▸ **Problem description**:
What lines of the data hold the string "JSON"? Pull each one out.

▸ **Data excerpts**:

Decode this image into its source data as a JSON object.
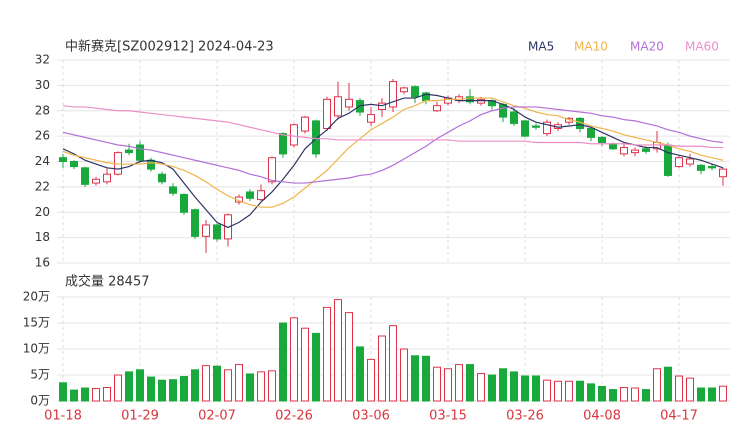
{
  "chart_data": [
    {
      "type": "candlestick",
      "title": "中新赛克[SZ002912] 2024-04-23",
      "categories": [
        "01-18",
        null,
        null,
        null,
        null,
        null,
        null,
        "01-29",
        null,
        null,
        null,
        null,
        null,
        null,
        "02-07",
        null,
        null,
        null,
        null,
        null,
        null,
        "02-26",
        null,
        null,
        null,
        null,
        null,
        null,
        "03-06",
        null,
        null,
        null,
        null,
        null,
        null,
        "03-15",
        null,
        null,
        null,
        null,
        null,
        null,
        "03-26",
        null,
        null,
        null,
        null,
        null,
        null,
        "04-08",
        null,
        null,
        null,
        null,
        null,
        null,
        "04-17",
        null,
        null,
        null,
        null
      ],
      "open": [
        24.3,
        24.0,
        23.5,
        22.3,
        22.4,
        23.0,
        24.9,
        25.3,
        24.1,
        23.0,
        22.0,
        21.4,
        20.2,
        18.1,
        19.0,
        17.9,
        20.8,
        21.6,
        21.0,
        22.4,
        26.2,
        25.3,
        26.4,
        27.2,
        26.6,
        27.6,
        28.3,
        28.8,
        27.1,
        28.1,
        28.3,
        29.5,
        29.9,
        29.4,
        28.0,
        28.6,
        28.8,
        29.1,
        28.6,
        28.8,
        28.5,
        27.9,
        27.2,
        26.8,
        26.2,
        26.6,
        27.1,
        27.4,
        26.6,
        25.9,
        25.4,
        24.6,
        24.7,
        25.0,
        25.0,
        25.3,
        23.6,
        23.8,
        23.7,
        23.6,
        22.8
      ],
      "high": [
        24.6,
        24.1,
        23.6,
        22.8,
        23.5,
        24.8,
        25.4,
        25.6,
        24.3,
        23.2,
        22.3,
        21.5,
        20.3,
        19.4,
        19.1,
        19.9,
        21.4,
        21.8,
        22.2,
        24.4,
        26.3,
        27.0,
        27.6,
        27.3,
        29.1,
        30.3,
        30.2,
        29.0,
        28.3,
        29.0,
        30.5,
        29.9,
        30.0,
        29.5,
        28.7,
        29.2,
        29.3,
        29.7,
        29.1,
        28.9,
        28.6,
        28.2,
        27.3,
        27.0,
        27.3,
        27.1,
        27.5,
        27.5,
        26.7,
        26.0,
        25.5,
        25.4,
        25.1,
        25.2,
        26.4,
        25.5,
        24.5,
        24.6,
        23.8,
        23.8,
        23.5
      ],
      "low": [
        23.5,
        23.4,
        22.0,
        22.1,
        22.2,
        22.9,
        24.5,
        23.9,
        23.2,
        22.2,
        21.3,
        19.8,
        17.9,
        16.8,
        17.7,
        17.3,
        20.6,
        20.9,
        20.9,
        22.2,
        24.3,
        25.1,
        26.2,
        24.3,
        26.4,
        27.3,
        28.0,
        27.6,
        26.8,
        27.5,
        27.9,
        29.3,
        28.6,
        28.5,
        27.9,
        28.4,
        28.6,
        28.5,
        28.4,
        28.1,
        27.1,
        26.8,
        25.9,
        26.5,
        26.0,
        26.4,
        26.9,
        26.3,
        25.6,
        25.2,
        24.9,
        24.4,
        24.4,
        24.6,
        24.7,
        22.8,
        23.5,
        23.6,
        23.0,
        23.3,
        22.1
      ],
      "close": [
        24.0,
        23.6,
        22.2,
        22.6,
        23.0,
        24.7,
        24.7,
        24.1,
        23.4,
        22.4,
        21.5,
        20.0,
        18.1,
        19.0,
        17.9,
        19.8,
        21.2,
        21.1,
        21.7,
        24.3,
        24.6,
        26.9,
        27.5,
        24.6,
        28.9,
        29.1,
        28.9,
        27.9,
        27.7,
        28.6,
        30.3,
        29.8,
        29.1,
        28.8,
        28.4,
        29.0,
        29.1,
        28.7,
        28.9,
        28.4,
        27.5,
        27.0,
        26.0,
        26.7,
        27.1,
        26.9,
        27.4,
        26.6,
        25.9,
        25.5,
        25.0,
        25.1,
        24.9,
        24.8,
        25.5,
        22.9,
        24.3,
        24.2,
        23.3,
        23.5,
        23.4
      ],
      "up_color": "#e0334a",
      "down_color": "#18a83c",
      "ylim": [
        16,
        32
      ],
      "yticks": [
        16,
        18,
        20,
        22,
        24,
        26,
        28,
        30,
        32
      ],
      "grid": true,
      "series": [
        {
          "name": "MA5",
          "color": "#2c3565",
          "values": [
            25.0,
            24.6,
            24.1,
            23.8,
            23.5,
            23.4,
            23.6,
            24.0,
            24.1,
            23.9,
            23.4,
            22.3,
            21.2,
            20.2,
            19.2,
            18.8,
            19.2,
            19.8,
            20.8,
            21.6,
            22.6,
            23.7,
            25.0,
            25.8,
            26.5,
            27.4,
            27.8,
            28.4,
            28.5,
            28.4,
            28.7,
            29.0,
            29.0,
            29.3,
            29.2,
            29.0,
            28.8,
            28.8,
            28.8,
            28.8,
            28.5,
            28.1,
            27.5,
            27.1,
            26.9,
            26.7,
            26.8,
            26.9,
            26.7,
            26.3,
            25.9,
            25.5,
            25.3,
            25.1,
            25.1,
            24.7,
            24.5,
            24.3,
            24.1,
            23.8,
            23.5
          ]
        },
        {
          "name": "MA10",
          "color": "#f0b44b",
          "values": [
            24.8,
            24.5,
            24.3,
            24.1,
            23.9,
            23.8,
            23.8,
            23.8,
            23.9,
            23.8,
            23.6,
            23.3,
            22.9,
            22.4,
            21.8,
            21.3,
            20.9,
            20.6,
            20.4,
            20.4,
            20.7,
            21.2,
            21.9,
            22.6,
            23.3,
            24.2,
            25.1,
            25.8,
            26.5,
            27.0,
            27.5,
            28.1,
            28.4,
            28.8,
            28.8,
            28.9,
            28.9,
            29.0,
            29.0,
            29.0,
            28.7,
            28.4,
            28.2,
            27.9,
            27.7,
            27.6,
            27.3,
            27.1,
            26.8,
            26.6,
            26.4,
            26.1,
            25.9,
            25.7,
            25.5,
            25.3,
            25.0,
            24.8,
            24.5,
            24.3,
            24.1
          ]
        },
        {
          "name": "MA20",
          "color": "#b46fd8",
          "values": [
            26.3,
            26.1,
            25.9,
            25.7,
            25.5,
            25.3,
            25.2,
            25.0,
            24.9,
            24.7,
            24.5,
            24.3,
            24.1,
            23.9,
            23.7,
            23.5,
            23.3,
            23.0,
            22.8,
            22.5,
            22.4,
            22.3,
            22.3,
            22.4,
            22.5,
            22.6,
            22.7,
            22.9,
            23.0,
            23.3,
            23.7,
            24.2,
            24.7,
            25.2,
            25.8,
            26.3,
            26.8,
            27.2,
            27.7,
            28.0,
            28.2,
            28.3,
            28.3,
            28.3,
            28.2,
            28.1,
            28.0,
            27.9,
            27.8,
            27.6,
            27.5,
            27.3,
            27.2,
            27.0,
            26.8,
            26.5,
            26.3,
            26.0,
            25.8,
            25.6,
            25.5
          ]
        },
        {
          "name": "MA60",
          "color": "#ec8fc8",
          "values": [
            28.4,
            28.3,
            28.3,
            28.2,
            28.1,
            28.0,
            28.0,
            27.9,
            27.8,
            27.7,
            27.6,
            27.5,
            27.4,
            27.3,
            27.2,
            27.1,
            26.9,
            26.7,
            26.5,
            26.3,
            26.1,
            26.0,
            25.9,
            25.8,
            25.8,
            25.7,
            25.7,
            25.7,
            25.7,
            25.7,
            25.7,
            25.7,
            25.7,
            25.7,
            25.7,
            25.7,
            25.6,
            25.6,
            25.6,
            25.6,
            25.6,
            25.6,
            25.6,
            25.5,
            25.5,
            25.5,
            25.5,
            25.5,
            25.4,
            25.4,
            25.4,
            25.4,
            25.3,
            25.3,
            25.3,
            25.3,
            25.2,
            25.2,
            25.2,
            25.1,
            25.1
          ]
        }
      ]
    },
    {
      "type": "bar",
      "title": "成交量 28457",
      "values": [
        3.5,
        2.1,
        2.5,
        2.4,
        2.6,
        5,
        5.6,
        6,
        4.6,
        4,
        4.1,
        4.7,
        6,
        6.8,
        6.7,
        6,
        7,
        5.2,
        5.6,
        5.8,
        15,
        16,
        14,
        13,
        18,
        19.5,
        17,
        10.4,
        8,
        12.5,
        14.5,
        10,
        8.7,
        8.6,
        6.5,
        6.2,
        7,
        7,
        5.3,
        5,
        6.2,
        5.6,
        4.8,
        4.8,
        4,
        3.8,
        3.8,
        3.8,
        3.3,
        2.8,
        2.2,
        2.6,
        2.5,
        2.2,
        6.2,
        6.5,
        4.8,
        4.4,
        2.5,
        2.5,
        2.8457
      ],
      "ylim": [
        0,
        20
      ],
      "yticks": [
        {
          "value": 0,
          "label": "0万"
        },
        {
          "value": 5,
          "label": "5万"
        },
        {
          "value": 10,
          "label": "10万"
        },
        {
          "value": 15,
          "label": "15万"
        },
        {
          "value": 20,
          "label": "20万"
        }
      ]
    }
  ]
}
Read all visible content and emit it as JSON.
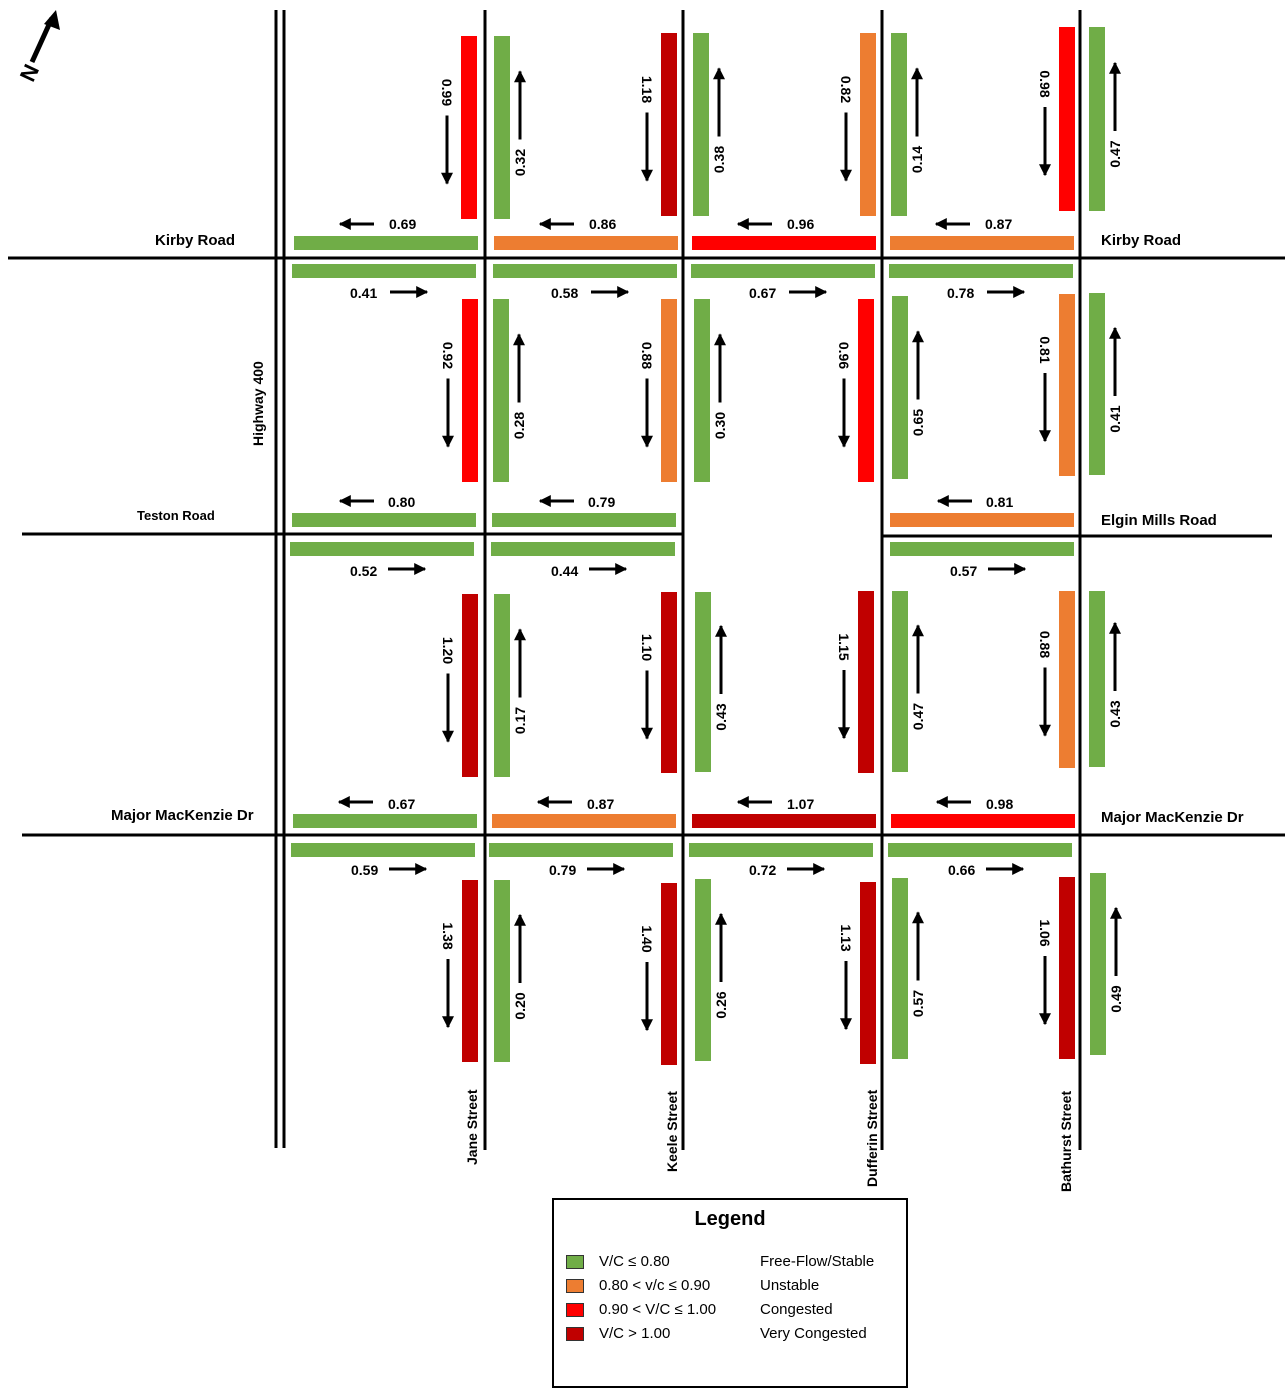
{
  "colors": {
    "free_flow": "#70ad47",
    "unstable": "#ed7d31",
    "congested": "#ff0000",
    "very_congested": "#c00000",
    "road": "#000000"
  },
  "east_west_roads": {
    "kirby_west": "Kirby Road",
    "kirby_east": "Kirby Road",
    "teston": "Teston Road",
    "elgin_mills": "Elgin Mills Road",
    "major_mac_west": "Major MacKenzie Dr",
    "major_mac_east": "Major MacKenzie Dr"
  },
  "north_south_roads": {
    "highway_400": "Highway 400",
    "jane": "Jane Street",
    "keele": "Keele Street",
    "dufferin": "Dufferin Street",
    "bathurst": "Bathurst Street"
  },
  "segments": {
    "row1": {
      "wb": [
        "0.69",
        "0.86",
        "0.96",
        "0.87"
      ],
      "sb": [
        "0.99",
        "1.18",
        "0.82",
        "0.98"
      ],
      "nb": [
        "0.32",
        "0.38",
        "0.14",
        "0.47"
      ]
    },
    "row2": {
      "eb": [
        "0.41",
        "0.58",
        "0.67",
        "0.78"
      ],
      "wb": [
        "0.80",
        "0.79",
        "0.81"
      ],
      "sb": [
        "0.92",
        "0.88",
        "0.96",
        "0.81"
      ],
      "nb": [
        "0.28",
        "0.30",
        "0.65",
        "0.41"
      ]
    },
    "row3": {
      "eb": [
        "0.52",
        "0.44",
        "0.57"
      ],
      "wb": [
        "0.67",
        "0.87",
        "1.07",
        "0.98"
      ],
      "sb": [
        "1.20",
        "1.10",
        "1.15",
        "0.88"
      ],
      "nb": [
        "0.17",
        "0.43",
        "0.47",
        "0.43"
      ]
    },
    "row4": {
      "eb": [
        "0.59",
        "0.79",
        "0.72",
        "0.66"
      ],
      "sb": [
        "1.38",
        "1.40",
        "1.13",
        "1.06"
      ],
      "nb": [
        "0.20",
        "0.26",
        "0.57",
        "0.49"
      ]
    }
  },
  "north_arrow": {
    "label": "N"
  },
  "legend": {
    "title": "Legend",
    "items": [
      {
        "condition": "V/C ≤ 0.80",
        "description": "Free-Flow/Stable",
        "color": "#70ad47"
      },
      {
        "condition": "0.80 < v/c ≤ 0.90",
        "description": "Unstable",
        "color": "#ed7d31"
      },
      {
        "condition": "0.90 < V/C ≤ 1.00",
        "description": "Congested",
        "color": "#ff0000"
      },
      {
        "condition": "V/C > 1.00",
        "description": "Very Congested",
        "color": "#c00000"
      }
    ]
  }
}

▸ **Written response**:
Decode this image into its source data as a JSON object.
Read all visible content and emit it as JSON.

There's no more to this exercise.